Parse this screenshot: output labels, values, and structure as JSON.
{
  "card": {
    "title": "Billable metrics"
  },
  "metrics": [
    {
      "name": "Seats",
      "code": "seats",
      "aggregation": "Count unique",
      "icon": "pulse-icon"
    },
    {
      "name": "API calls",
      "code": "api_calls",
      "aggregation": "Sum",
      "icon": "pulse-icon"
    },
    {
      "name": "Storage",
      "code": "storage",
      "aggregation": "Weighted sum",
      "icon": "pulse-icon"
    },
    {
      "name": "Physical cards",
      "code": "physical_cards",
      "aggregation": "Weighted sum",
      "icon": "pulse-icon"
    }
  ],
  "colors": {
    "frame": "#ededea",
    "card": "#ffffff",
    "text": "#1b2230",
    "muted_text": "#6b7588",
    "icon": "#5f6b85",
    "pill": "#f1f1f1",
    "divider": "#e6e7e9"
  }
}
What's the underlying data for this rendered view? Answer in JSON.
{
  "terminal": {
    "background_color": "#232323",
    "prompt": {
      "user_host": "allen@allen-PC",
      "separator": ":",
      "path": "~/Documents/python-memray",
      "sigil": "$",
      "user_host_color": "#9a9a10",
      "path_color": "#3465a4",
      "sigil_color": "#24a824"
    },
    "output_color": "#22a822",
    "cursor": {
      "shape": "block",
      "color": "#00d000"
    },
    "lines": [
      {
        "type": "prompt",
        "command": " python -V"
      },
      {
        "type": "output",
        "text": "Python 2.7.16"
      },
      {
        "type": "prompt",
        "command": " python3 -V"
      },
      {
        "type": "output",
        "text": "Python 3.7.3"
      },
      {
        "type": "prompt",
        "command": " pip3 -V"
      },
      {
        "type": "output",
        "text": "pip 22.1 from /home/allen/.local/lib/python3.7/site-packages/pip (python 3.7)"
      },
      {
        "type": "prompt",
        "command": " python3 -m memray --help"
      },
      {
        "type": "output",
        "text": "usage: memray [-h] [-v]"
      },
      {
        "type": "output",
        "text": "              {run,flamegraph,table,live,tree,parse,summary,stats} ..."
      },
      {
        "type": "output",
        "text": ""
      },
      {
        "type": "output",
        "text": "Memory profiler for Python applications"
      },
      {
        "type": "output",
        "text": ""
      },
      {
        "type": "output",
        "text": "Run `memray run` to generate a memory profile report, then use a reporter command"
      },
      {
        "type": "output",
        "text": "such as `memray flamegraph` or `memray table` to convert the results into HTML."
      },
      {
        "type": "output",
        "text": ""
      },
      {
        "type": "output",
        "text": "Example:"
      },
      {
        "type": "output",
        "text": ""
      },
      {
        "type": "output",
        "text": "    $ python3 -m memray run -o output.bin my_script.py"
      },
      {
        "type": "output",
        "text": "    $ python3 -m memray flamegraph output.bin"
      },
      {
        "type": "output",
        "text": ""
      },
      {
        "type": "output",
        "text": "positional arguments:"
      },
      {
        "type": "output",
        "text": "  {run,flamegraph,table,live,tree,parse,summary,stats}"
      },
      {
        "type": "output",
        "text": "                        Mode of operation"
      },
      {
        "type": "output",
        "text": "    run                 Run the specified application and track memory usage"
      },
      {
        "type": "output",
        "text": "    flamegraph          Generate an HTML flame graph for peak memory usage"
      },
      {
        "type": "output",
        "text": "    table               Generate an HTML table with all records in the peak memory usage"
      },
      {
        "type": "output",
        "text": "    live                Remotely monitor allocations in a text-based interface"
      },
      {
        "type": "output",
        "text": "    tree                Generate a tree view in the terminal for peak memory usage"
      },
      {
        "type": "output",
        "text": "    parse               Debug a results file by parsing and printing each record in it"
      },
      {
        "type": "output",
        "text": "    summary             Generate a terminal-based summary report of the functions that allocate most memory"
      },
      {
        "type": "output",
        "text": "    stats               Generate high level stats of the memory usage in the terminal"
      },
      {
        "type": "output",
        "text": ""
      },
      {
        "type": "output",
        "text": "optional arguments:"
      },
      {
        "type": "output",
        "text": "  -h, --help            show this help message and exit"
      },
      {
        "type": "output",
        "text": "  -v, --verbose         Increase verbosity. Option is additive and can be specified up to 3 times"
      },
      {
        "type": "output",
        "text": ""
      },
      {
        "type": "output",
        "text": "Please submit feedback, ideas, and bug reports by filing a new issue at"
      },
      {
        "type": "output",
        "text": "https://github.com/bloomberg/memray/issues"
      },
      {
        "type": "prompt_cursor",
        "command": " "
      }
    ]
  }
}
***
→ **PROBLEM STATEMENT**
Looking back at the lines above, state how many contain the word "peak", and supply nothing besides the number.

→ **CORRECT ANSWER**
3